Entries supplied:
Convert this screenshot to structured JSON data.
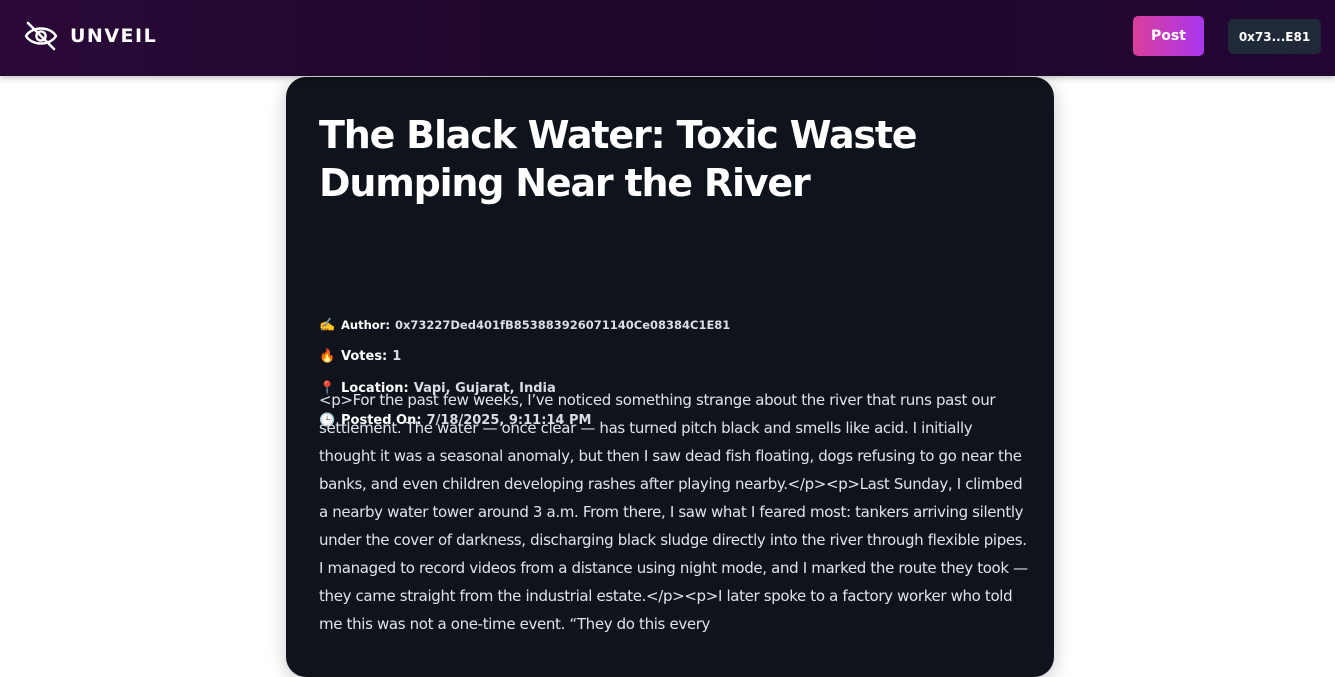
{
  "header": {
    "brand_name": "UNVEIL",
    "post_label": "Post",
    "wallet_label": "0x73...E81"
  },
  "post": {
    "title": "The Black Water: Toxic Waste Dumping Near the River",
    "meta": {
      "author_icon": "✍️",
      "author_label": "Author:",
      "author_value": "0x73227Ded401fB853883926071140Ce08384C1E81",
      "votes_icon": "🔥",
      "votes_label": "Votes:",
      "votes_value": "1",
      "location_icon": "📍",
      "location_label": "Location:",
      "location_value": "Vapi, Gujarat, India",
      "posted_icon": "🕒",
      "posted_label": "Posted On:",
      "posted_value": "7/18/2025, 9:11:14 PM"
    },
    "body": "<p>For the past few weeks, I’ve noticed something strange about the river that runs past our settlement. The water — once clear — has turned pitch black and smells like acid. I initially thought it was a seasonal anomaly, but then I saw dead fish floating, dogs refusing to go near the banks, and even children developing rashes after playing nearby.</p><p>Last Sunday, I climbed a nearby water tower around 3 a.m. From there, I saw what I feared most: tankers arriving silently under the cover of darkness, discharging black sludge directly into the river through flexible pipes. I managed to record videos from a distance using night mode, and I marked the route they took — they came straight from the industrial estate.</p><p>I later spoke to a factory worker who told me this was not a one-time event. “They do this every"
  }
}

Exercise directions: Quote each entry above verbatim and drop the pictures.

Problem solution:
Convert this screenshot to structured JSON data.
{
  "header": {
    "brand_name": "UNVEIL",
    "post_label": "Post",
    "wallet_label": "0x73...E81"
  },
  "post": {
    "title": "The Black Water: Toxic Waste Dumping Near the River",
    "meta": {
      "author_icon": "✍️",
      "author_label": "Author:",
      "author_value": "0x73227Ded401fB853883926071140Ce08384C1E81",
      "votes_icon": "🔥",
      "votes_label": "Votes:",
      "votes_value": "1",
      "location_icon": "📍",
      "location_label": "Location:",
      "location_value": "Vapi, Gujarat, India",
      "posted_icon": "🕒",
      "posted_label": "Posted On:",
      "posted_value": "7/18/2025, 9:11:14 PM"
    },
    "body": "<p>For the past few weeks, I’ve noticed something strange about the river that runs past our settlement. The water — once clear — has turned pitch black and smells like acid. I initially thought it was a seasonal anomaly, but then I saw dead fish floating, dogs refusing to go near the banks, and even children developing rashes after playing nearby.</p><p>Last Sunday, I climbed a nearby water tower around 3 a.m. From there, I saw what I feared most: tankers arriving silently under the cover of darkness, discharging black sludge directly into the river through flexible pipes. I managed to record videos from a distance using night mode, and I marked the route they took — they came straight from the industrial estate.</p><p>I later spoke to a factory worker who told me this was not a one-time event. “They do this every"
  }
}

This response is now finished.